··· Record set ···

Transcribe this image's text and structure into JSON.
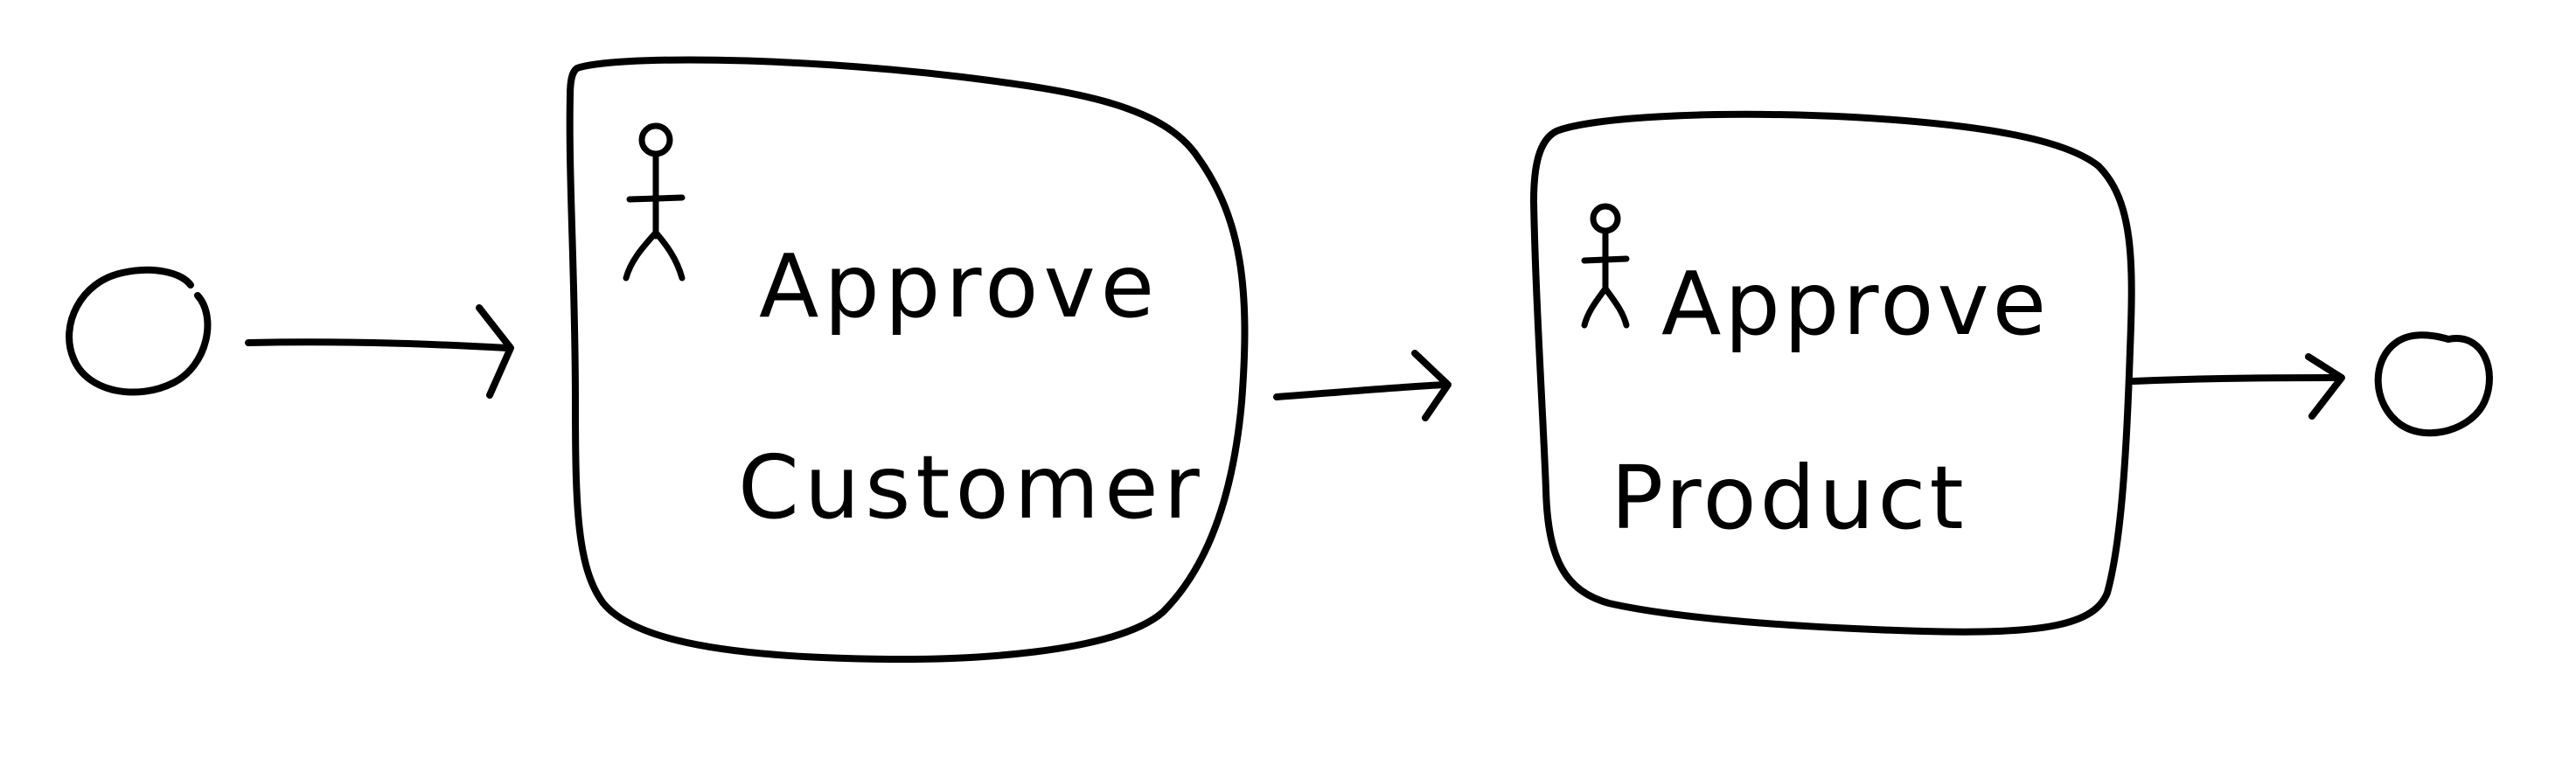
{
  "diagram": {
    "type": "process-flow",
    "style": "hand-drawn",
    "stroke_color": "#000000",
    "background_color": "#ffffff",
    "start_event": {
      "shape": "circle"
    },
    "end_event": {
      "shape": "circle"
    },
    "tasks": [
      {
        "kind": "user-task",
        "icon": "person-icon",
        "line1": "Approve",
        "line2": "Customer"
      },
      {
        "kind": "user-task",
        "icon": "person-icon",
        "line1": "Approve",
        "line2": "Product"
      }
    ],
    "flows": [
      {
        "from": "start",
        "to": "task-1"
      },
      {
        "from": "task-1",
        "to": "task-2"
      },
      {
        "from": "task-2",
        "to": "end"
      }
    ]
  }
}
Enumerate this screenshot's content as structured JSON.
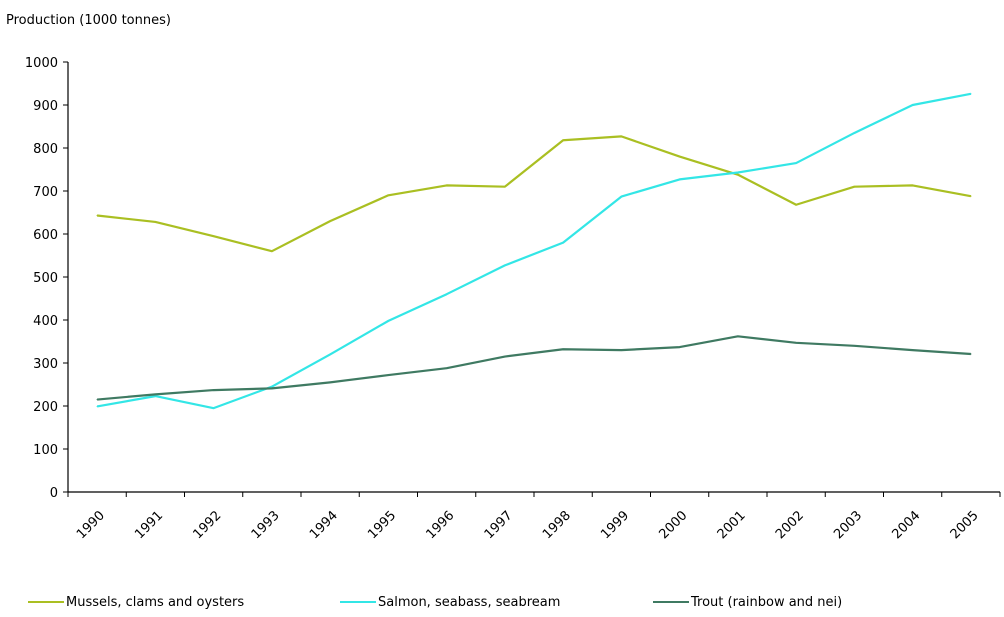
{
  "chart_data": {
    "type": "line",
    "ylabel": "Production (1000 tonnes)",
    "xlabel": "",
    "categories": [
      "1990",
      "1991",
      "1992",
      "1993",
      "1994",
      "1995",
      "1996",
      "1997",
      "1998",
      "1999",
      "2000",
      "2001",
      "2002",
      "2003",
      "2004",
      "2005"
    ],
    "ylim": [
      0,
      1000
    ],
    "yticks": [
      0,
      100,
      200,
      300,
      400,
      500,
      600,
      700,
      800,
      900,
      1000
    ],
    "grid": false,
    "legend_position": "bottom",
    "series": [
      {
        "name": "Mussels, clams and oysters",
        "color": "#aabf22",
        "values": [
          643,
          628,
          595,
          560,
          630,
          690,
          713,
          710,
          818,
          827,
          780,
          738,
          668,
          710,
          713,
          688
        ]
      },
      {
        "name": "Salmon, seabass, seabream",
        "color": "#33e6e6",
        "values": [
          199,
          223,
          195,
          245,
          320,
          398,
          460,
          527,
          580,
          687,
          727,
          743,
          765,
          835,
          900,
          926
        ]
      },
      {
        "name": "Trout (rainbow and nei)",
        "color": "#3f7a62",
        "values": [
          215,
          227,
          237,
          241,
          255,
          272,
          288,
          315,
          332,
          330,
          337,
          362,
          347,
          340,
          330,
          321
        ]
      }
    ]
  }
}
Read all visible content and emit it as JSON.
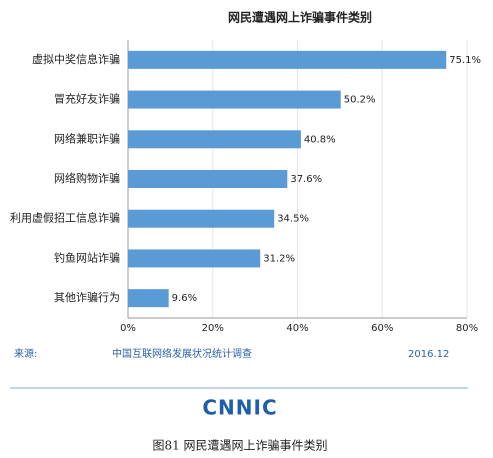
{
  "chart_data": {
    "type": "bar",
    "orientation": "horizontal",
    "title": "网民遭遇网上诈骗事件类别",
    "categories": [
      "虚拟中奖信息诈骗",
      "冒充好友诈骗",
      "网络兼职诈骗",
      "网络购物诈骗",
      "利用虚假招工信息诈骗",
      "钓鱼网站诈骗",
      "其他诈骗行为"
    ],
    "values": [
      75.1,
      50.2,
      40.8,
      37.6,
      34.5,
      31.2,
      9.6
    ],
    "value_labels": [
      "75.1%",
      "50.2%",
      "40.8%",
      "37.6%",
      "34.5%",
      "31.2%",
      "9.6%"
    ],
    "color": "#5b9bd5",
    "xlim": [
      0,
      80
    ],
    "xticks": [
      {
        "value": 0,
        "label": "0%"
      },
      {
        "value": 20,
        "label": "20%"
      },
      {
        "value": 40,
        "label": "40%"
      },
      {
        "value": 60,
        "label": "60%"
      },
      {
        "value": 80,
        "label": "80%"
      }
    ],
    "grid": true
  },
  "footer": {
    "source_label": "来源:",
    "source": "中国互联网络发展状况统计调查",
    "date": "2016.12",
    "logo": "CNNIC",
    "caption": "图81  网民遭遇网上诈骗事件类别"
  }
}
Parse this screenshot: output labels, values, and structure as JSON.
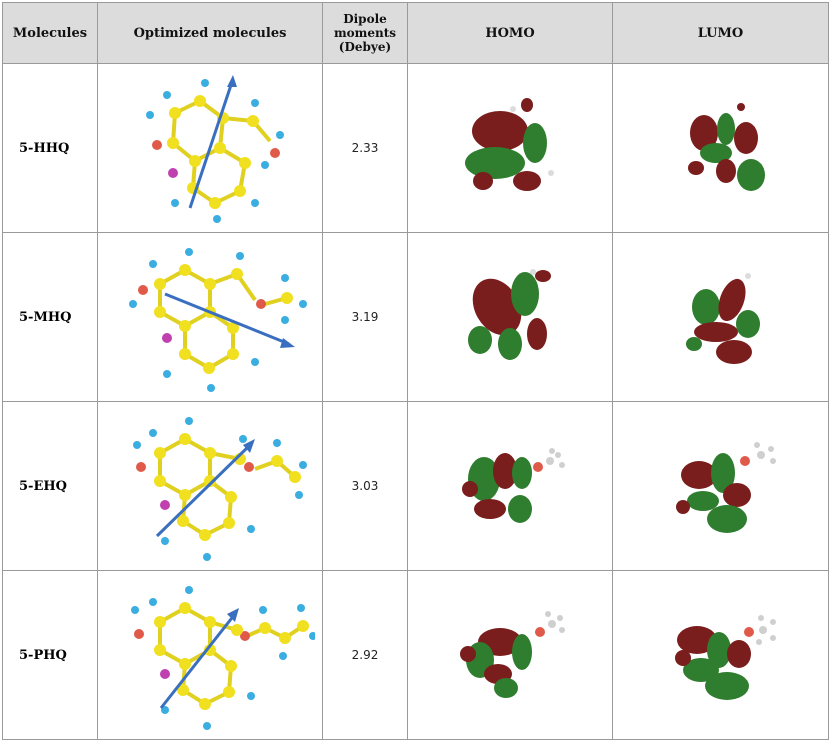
{
  "headers": {
    "molecules": "Molecules",
    "optimized": "Optimized molecules",
    "dipole_line1": "Dipole",
    "dipole_line2": "moments",
    "dipole_line3": "(Debye)",
    "homo": "HOMO",
    "lumo": "LUMO"
  },
  "rows": [
    {
      "name": "5-HHQ",
      "dipole": "2.33"
    },
    {
      "name": "5-MHQ",
      "dipole": "3.19"
    },
    {
      "name": "5-EHQ",
      "dipole": "3.03"
    },
    {
      "name": "5-PHQ",
      "dipole": "2.92"
    }
  ],
  "colors": {
    "carbon": "#f0e020",
    "hydrogen": "#3aaee0",
    "oxygen": "#e05a4a",
    "nitrogen": "#c040b0",
    "arrow": "#3a6fc0",
    "orbital_red": "#7a1d1d",
    "orbital_green": "#2f7d2f"
  }
}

···

Problem description:
Reproduce the lines from the line with "Read all visible content and emit it as JSON." through the last line of the entries exactly, including both ends and excluding pictures.

Solution for this task:
Read all visible content and emit it as JSON.
{
  "chart_data": {
    "type": "bar",
    "orientation": "horizontal",
    "title": "网民遭遇网上诈骗事件类别",
    "categories": [
      "虚拟中奖信息诈骗",
      "冒充好友诈骗",
      "网络兼职诈骗",
      "网络购物诈骗",
      "利用虚假招工信息诈骗",
      "钓鱼网站诈骗",
      "其他诈骗行为"
    ],
    "values": [
      75.1,
      50.2,
      40.8,
      37.6,
      34.5,
      31.2,
      9.6
    ],
    "value_labels": [
      "75.1%",
      "50.2%",
      "40.8%",
      "37.6%",
      "34.5%",
      "31.2%",
      "9.6%"
    ],
    "color": "#5b9bd5",
    "xlim": [
      0,
      80
    ],
    "xticks": [
      {
        "value": 0,
        "label": "0%"
      },
      {
        "value": 20,
        "label": "20%"
      },
      {
        "value": 40,
        "label": "40%"
      },
      {
        "value": 60,
        "label": "60%"
      },
      {
        "value": 80,
        "label": "80%"
      }
    ],
    "grid": true
  },
  "footer": {
    "source_label": "来源:",
    "source": "中国互联网络发展状况统计调查",
    "date": "2016.12",
    "logo": "CNNIC",
    "caption": "图81  网民遭遇网上诈骗事件类别"
  }
}
Parse this screenshot: output labels, values, and structure as JSON.
{
  "headers": {
    "molecules": "Molecules",
    "optimized": "Optimized molecules",
    "dipole_line1": "Dipole",
    "dipole_line2": "moments",
    "dipole_line3": "(Debye)",
    "homo": "HOMO",
    "lumo": "LUMO"
  },
  "rows": [
    {
      "name": "5-HHQ",
      "dipole": "2.33"
    },
    {
      "name": "5-MHQ",
      "dipole": "3.19"
    },
    {
      "name": "5-EHQ",
      "dipole": "3.03"
    },
    {
      "name": "5-PHQ",
      "dipole": "2.92"
    }
  ],
  "colors": {
    "carbon": "#f0e020",
    "hydrogen": "#3aaee0",
    "oxygen": "#e05a4a",
    "nitrogen": "#c040b0",
    "arrow": "#3a6fc0",
    "orbital_red": "#7a1d1d",
    "orbital_green": "#2f7d2f"
  }
}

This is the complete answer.